(Stored entries)
╭──
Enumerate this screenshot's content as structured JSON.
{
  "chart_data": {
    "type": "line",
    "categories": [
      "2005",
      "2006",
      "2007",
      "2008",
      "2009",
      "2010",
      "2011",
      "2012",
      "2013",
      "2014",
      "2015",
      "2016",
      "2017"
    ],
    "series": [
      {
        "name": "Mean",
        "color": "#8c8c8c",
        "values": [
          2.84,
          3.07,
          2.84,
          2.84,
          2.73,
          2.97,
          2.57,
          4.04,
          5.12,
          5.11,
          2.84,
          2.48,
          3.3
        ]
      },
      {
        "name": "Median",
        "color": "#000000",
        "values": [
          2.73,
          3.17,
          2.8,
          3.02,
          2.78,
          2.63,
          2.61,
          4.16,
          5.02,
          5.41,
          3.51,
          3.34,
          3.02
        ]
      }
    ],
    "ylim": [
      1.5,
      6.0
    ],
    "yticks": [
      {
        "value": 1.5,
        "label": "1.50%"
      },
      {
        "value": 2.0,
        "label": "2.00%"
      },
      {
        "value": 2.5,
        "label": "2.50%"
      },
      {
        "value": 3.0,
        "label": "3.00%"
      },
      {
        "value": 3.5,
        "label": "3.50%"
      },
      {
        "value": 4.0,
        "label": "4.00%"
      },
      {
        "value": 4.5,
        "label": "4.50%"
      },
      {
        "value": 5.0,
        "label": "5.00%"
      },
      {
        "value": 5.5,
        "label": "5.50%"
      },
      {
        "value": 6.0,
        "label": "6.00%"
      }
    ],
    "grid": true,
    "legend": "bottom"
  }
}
╰──
_Your instructions_: Out of the records, collect only those lines that contain the string "label".

_Correct result_:
        "label": "1.50%"
        "label": "2.00%"
        "label": "2.50%"
        "label": "3.00%"
        "label": "3.50%"
        "label": "4.00%"
        "label": "4.50%"
        "label": "5.00%"
        "label": "5.50%"
        "label": "6.00%"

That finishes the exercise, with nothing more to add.